[Stored data]

━━━━━━

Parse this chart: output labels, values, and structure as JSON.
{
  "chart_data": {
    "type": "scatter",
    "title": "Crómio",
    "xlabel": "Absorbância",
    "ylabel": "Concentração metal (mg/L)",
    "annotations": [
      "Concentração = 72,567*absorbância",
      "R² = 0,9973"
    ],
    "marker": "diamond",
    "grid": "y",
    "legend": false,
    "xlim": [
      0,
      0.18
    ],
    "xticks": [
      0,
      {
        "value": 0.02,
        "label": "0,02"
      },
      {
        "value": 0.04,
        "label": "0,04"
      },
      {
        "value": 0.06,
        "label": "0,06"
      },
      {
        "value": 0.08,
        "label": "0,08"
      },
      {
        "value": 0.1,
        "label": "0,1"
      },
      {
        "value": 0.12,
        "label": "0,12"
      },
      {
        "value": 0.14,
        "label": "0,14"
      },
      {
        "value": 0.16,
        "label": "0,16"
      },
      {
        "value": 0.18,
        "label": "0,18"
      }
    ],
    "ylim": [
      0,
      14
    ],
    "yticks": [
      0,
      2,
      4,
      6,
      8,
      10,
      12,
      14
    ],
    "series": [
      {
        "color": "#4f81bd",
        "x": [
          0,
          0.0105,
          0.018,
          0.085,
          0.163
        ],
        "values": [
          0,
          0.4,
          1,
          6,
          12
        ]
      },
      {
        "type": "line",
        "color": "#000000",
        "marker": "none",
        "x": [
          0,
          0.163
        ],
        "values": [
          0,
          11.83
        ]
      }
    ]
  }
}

━━━━━━

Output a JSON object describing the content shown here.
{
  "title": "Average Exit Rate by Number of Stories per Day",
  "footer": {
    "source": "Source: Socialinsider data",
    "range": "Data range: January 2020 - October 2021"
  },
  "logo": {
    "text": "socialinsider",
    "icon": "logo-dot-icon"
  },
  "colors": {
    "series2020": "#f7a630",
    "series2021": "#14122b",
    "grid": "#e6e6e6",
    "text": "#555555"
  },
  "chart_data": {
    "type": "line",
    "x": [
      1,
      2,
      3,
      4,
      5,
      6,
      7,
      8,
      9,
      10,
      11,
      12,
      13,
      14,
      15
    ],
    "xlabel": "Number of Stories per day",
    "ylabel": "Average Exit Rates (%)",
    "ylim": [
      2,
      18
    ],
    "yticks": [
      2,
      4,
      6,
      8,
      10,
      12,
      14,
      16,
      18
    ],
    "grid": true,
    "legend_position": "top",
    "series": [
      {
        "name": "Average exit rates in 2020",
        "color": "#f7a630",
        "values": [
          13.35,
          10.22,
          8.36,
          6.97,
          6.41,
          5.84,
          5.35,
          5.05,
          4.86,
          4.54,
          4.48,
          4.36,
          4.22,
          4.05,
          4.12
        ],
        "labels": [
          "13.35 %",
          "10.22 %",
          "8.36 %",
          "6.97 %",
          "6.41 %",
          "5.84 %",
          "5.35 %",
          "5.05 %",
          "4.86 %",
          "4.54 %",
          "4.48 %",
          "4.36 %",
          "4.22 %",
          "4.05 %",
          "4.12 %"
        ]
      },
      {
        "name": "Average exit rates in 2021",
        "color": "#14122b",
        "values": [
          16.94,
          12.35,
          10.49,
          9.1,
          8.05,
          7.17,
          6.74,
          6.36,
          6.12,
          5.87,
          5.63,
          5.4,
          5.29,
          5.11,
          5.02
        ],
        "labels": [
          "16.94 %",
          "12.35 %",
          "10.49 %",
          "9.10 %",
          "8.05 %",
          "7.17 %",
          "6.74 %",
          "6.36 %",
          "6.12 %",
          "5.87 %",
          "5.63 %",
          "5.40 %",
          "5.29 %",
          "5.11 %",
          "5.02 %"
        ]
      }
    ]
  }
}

━━━━━━

### Exercise
Go through the records and pull out each line that includes the word "ylabel".

### Written answer
    "ylabel": "Concentração metal (mg/L)",
    "ylabel": "Average Exit Rates (%)",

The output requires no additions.